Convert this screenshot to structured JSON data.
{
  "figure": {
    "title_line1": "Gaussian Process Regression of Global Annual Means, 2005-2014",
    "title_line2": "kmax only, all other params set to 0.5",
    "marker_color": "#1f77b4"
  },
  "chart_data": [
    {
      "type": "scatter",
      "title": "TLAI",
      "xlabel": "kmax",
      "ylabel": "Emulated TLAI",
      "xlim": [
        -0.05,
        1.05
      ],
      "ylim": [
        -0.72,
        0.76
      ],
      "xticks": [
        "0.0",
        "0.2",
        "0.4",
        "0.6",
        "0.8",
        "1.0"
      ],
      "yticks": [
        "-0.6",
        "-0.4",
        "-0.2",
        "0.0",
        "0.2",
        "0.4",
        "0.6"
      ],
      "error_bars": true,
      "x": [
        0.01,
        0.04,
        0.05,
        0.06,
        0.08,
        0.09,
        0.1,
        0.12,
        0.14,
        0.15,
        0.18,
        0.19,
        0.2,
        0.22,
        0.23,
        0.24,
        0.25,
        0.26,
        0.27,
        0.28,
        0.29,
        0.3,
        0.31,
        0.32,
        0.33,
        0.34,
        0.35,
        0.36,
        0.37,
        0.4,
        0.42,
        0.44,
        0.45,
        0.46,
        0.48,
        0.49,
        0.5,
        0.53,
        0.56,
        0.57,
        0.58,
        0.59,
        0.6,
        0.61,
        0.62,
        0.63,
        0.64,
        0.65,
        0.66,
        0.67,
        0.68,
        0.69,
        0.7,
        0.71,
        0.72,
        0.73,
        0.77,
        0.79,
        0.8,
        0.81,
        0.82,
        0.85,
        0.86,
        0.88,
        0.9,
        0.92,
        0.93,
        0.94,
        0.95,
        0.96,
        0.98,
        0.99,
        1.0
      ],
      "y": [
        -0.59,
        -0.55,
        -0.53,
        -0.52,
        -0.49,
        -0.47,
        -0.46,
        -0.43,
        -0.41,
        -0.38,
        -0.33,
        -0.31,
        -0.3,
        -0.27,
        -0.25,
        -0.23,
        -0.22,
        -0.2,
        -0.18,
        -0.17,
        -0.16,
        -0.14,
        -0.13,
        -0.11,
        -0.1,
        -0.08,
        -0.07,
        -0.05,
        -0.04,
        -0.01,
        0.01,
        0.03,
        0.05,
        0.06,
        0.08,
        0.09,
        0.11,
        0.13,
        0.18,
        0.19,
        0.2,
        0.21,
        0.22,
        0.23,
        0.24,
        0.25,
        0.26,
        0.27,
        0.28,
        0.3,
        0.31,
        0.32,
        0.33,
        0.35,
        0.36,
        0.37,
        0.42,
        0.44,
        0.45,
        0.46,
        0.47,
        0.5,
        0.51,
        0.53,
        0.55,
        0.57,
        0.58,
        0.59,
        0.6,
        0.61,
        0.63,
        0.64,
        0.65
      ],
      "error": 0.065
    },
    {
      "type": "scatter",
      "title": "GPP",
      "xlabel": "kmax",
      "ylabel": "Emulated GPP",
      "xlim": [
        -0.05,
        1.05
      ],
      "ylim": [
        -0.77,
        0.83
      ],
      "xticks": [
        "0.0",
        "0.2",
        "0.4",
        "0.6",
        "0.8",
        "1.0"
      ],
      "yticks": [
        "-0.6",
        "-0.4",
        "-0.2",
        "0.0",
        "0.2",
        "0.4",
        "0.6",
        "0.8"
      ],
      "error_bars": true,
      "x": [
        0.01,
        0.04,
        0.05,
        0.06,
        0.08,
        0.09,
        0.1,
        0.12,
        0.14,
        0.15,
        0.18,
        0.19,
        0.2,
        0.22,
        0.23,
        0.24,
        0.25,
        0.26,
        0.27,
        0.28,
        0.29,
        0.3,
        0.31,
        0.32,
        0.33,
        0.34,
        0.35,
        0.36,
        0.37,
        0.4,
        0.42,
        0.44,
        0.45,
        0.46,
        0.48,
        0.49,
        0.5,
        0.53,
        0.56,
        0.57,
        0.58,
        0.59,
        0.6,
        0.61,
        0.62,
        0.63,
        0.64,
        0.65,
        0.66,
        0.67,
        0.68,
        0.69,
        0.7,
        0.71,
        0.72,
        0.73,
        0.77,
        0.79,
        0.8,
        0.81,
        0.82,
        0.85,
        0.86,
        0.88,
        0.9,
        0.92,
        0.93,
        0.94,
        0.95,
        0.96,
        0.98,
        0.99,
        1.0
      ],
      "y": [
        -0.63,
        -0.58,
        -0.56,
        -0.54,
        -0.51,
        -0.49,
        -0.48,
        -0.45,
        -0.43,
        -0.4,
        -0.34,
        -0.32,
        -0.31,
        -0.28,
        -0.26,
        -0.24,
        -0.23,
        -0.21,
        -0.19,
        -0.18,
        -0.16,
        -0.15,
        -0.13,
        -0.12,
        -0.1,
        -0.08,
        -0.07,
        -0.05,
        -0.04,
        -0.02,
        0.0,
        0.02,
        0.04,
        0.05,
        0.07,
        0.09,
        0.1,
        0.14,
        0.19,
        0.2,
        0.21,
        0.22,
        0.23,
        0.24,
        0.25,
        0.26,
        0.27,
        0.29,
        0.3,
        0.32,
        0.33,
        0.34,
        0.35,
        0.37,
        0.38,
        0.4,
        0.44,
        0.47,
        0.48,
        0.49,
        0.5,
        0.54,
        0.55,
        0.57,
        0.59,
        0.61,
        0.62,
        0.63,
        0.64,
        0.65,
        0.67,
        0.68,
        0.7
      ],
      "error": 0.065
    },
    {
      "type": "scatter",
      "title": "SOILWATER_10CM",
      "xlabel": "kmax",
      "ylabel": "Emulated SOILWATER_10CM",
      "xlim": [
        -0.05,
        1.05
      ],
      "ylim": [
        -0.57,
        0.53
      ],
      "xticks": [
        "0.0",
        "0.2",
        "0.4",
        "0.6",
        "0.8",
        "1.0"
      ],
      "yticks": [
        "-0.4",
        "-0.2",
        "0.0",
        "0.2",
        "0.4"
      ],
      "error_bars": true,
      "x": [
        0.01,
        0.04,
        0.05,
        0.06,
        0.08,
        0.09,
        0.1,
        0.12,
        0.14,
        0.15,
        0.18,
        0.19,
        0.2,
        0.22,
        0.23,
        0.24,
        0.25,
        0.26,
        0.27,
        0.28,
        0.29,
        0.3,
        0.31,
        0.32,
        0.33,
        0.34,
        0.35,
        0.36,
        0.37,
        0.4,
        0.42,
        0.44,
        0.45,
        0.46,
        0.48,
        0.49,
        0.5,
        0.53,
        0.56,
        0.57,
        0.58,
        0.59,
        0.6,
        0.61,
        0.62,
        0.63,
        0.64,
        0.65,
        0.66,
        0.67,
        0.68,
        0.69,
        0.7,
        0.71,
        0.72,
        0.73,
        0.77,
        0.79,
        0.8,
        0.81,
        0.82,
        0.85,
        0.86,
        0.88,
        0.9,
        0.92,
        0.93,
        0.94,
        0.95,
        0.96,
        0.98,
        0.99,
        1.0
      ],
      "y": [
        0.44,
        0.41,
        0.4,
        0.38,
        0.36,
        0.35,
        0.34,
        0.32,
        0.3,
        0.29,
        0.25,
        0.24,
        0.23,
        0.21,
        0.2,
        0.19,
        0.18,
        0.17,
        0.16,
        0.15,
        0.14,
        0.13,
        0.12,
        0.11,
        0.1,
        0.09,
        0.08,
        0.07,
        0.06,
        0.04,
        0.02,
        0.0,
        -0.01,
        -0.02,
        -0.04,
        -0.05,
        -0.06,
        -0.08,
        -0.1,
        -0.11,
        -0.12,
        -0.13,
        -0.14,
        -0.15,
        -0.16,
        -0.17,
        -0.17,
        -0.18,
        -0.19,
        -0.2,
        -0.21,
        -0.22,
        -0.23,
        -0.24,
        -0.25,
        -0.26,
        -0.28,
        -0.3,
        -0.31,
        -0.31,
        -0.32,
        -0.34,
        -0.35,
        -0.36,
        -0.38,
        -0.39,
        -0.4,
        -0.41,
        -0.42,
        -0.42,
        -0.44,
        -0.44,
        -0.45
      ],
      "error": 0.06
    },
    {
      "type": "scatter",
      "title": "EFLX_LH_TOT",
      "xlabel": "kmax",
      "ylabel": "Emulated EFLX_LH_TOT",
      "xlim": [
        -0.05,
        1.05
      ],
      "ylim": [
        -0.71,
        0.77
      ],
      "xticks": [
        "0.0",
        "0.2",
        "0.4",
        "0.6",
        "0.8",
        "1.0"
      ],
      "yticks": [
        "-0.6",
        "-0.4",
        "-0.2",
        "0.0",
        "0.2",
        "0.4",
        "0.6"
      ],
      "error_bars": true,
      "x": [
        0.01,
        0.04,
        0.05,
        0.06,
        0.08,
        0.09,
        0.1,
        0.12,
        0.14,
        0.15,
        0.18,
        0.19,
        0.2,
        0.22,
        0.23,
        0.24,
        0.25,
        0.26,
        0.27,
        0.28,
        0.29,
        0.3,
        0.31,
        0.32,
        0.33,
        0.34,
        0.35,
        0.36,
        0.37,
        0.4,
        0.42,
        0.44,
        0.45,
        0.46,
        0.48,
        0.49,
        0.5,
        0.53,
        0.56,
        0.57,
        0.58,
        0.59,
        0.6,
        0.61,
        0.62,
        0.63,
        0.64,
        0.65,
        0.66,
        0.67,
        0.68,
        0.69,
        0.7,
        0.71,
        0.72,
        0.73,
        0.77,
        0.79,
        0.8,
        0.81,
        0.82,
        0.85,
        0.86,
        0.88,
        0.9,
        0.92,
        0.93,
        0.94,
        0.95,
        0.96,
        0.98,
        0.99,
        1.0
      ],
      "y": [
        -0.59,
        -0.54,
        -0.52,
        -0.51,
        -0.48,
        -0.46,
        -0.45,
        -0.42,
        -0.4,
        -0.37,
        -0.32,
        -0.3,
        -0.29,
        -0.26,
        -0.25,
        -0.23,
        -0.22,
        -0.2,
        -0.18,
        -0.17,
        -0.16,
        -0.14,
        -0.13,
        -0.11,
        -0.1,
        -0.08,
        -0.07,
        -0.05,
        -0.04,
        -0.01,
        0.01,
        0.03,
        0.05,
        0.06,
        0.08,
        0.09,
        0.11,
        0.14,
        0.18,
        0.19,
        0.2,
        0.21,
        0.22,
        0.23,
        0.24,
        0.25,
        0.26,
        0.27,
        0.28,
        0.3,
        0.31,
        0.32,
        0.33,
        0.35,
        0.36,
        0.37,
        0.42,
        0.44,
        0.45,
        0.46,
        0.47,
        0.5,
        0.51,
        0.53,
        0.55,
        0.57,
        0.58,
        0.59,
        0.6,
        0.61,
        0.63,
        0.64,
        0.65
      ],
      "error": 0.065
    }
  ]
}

+-------+

● What you are asked to do
Isolate each line of the listing above that includes "ylabel". Copy it.

● Completed task
      "ylabel": "Emulated TLAI",
      "ylabel": "Emulated GPP",
      "ylabel": "Emulated SOILWATER_10CM",
      "ylabel": "Emulated EFLX_LH_TOT",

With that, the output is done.